▶ _GOAL_: Find the word "this" in the listing; pull out each line holding it.
□ □ □ □ □ □ □
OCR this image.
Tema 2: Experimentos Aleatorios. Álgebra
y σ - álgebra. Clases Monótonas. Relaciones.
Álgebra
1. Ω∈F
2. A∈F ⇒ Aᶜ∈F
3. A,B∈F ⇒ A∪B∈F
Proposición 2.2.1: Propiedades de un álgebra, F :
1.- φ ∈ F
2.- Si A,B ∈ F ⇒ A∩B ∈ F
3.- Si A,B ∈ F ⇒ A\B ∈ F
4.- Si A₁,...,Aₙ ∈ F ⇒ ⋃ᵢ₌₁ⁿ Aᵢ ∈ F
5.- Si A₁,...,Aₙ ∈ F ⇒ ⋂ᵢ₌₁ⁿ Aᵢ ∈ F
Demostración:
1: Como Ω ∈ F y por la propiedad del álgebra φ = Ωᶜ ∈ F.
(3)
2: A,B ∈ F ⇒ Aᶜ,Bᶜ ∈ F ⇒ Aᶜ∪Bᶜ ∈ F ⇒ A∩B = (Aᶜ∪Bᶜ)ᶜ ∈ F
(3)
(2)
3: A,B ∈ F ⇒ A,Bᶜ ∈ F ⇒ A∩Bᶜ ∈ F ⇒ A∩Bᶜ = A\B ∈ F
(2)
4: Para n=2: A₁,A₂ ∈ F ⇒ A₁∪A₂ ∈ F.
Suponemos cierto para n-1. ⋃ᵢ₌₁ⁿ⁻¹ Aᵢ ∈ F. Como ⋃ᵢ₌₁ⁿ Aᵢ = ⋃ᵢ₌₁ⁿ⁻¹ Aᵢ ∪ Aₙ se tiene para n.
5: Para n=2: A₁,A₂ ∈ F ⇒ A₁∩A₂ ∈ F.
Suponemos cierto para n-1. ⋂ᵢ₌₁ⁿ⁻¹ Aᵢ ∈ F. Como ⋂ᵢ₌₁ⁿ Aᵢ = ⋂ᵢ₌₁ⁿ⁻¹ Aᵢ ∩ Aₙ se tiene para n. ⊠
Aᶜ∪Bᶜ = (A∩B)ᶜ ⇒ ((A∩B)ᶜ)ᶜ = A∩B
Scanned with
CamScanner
□ □ □ □ □ □ □
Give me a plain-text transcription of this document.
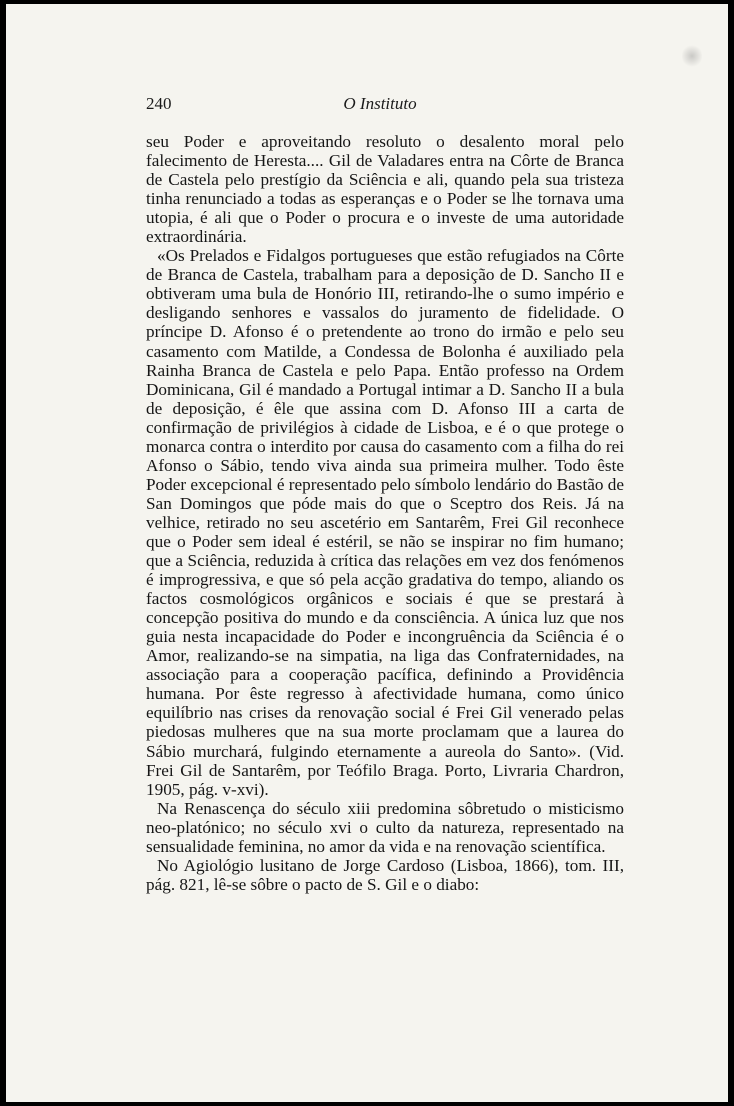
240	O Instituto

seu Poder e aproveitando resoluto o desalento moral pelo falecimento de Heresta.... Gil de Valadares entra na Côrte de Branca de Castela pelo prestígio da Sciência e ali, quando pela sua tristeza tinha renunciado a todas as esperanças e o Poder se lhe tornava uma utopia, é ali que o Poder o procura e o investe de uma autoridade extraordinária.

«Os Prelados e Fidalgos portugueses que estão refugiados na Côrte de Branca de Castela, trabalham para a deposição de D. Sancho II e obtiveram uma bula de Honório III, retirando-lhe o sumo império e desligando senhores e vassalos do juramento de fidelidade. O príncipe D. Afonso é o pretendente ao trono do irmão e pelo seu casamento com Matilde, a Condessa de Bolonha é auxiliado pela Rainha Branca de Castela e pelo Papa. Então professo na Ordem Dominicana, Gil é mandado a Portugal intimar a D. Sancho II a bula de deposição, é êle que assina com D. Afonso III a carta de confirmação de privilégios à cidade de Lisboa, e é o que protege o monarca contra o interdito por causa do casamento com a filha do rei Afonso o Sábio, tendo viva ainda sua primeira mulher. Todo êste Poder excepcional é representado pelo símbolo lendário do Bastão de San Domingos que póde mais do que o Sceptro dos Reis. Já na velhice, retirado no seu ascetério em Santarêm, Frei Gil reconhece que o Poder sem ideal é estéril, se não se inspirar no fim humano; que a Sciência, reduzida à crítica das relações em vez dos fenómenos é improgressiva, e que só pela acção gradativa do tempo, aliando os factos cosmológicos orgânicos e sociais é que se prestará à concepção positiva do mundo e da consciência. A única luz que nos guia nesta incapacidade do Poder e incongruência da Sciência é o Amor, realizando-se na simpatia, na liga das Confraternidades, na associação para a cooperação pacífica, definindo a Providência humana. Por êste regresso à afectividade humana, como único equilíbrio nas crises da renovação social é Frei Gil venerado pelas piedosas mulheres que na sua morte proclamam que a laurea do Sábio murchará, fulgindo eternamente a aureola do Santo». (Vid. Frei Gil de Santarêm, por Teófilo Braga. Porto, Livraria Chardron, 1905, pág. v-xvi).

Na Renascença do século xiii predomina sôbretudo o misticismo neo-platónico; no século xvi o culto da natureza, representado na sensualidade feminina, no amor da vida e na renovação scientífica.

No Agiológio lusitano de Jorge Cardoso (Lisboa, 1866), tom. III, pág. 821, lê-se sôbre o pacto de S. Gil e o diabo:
□ □ □ □ □ □ □
▶ _WRITTEN SOLUTION_:
OCR this image.
Give me a plain-text transcription of this document.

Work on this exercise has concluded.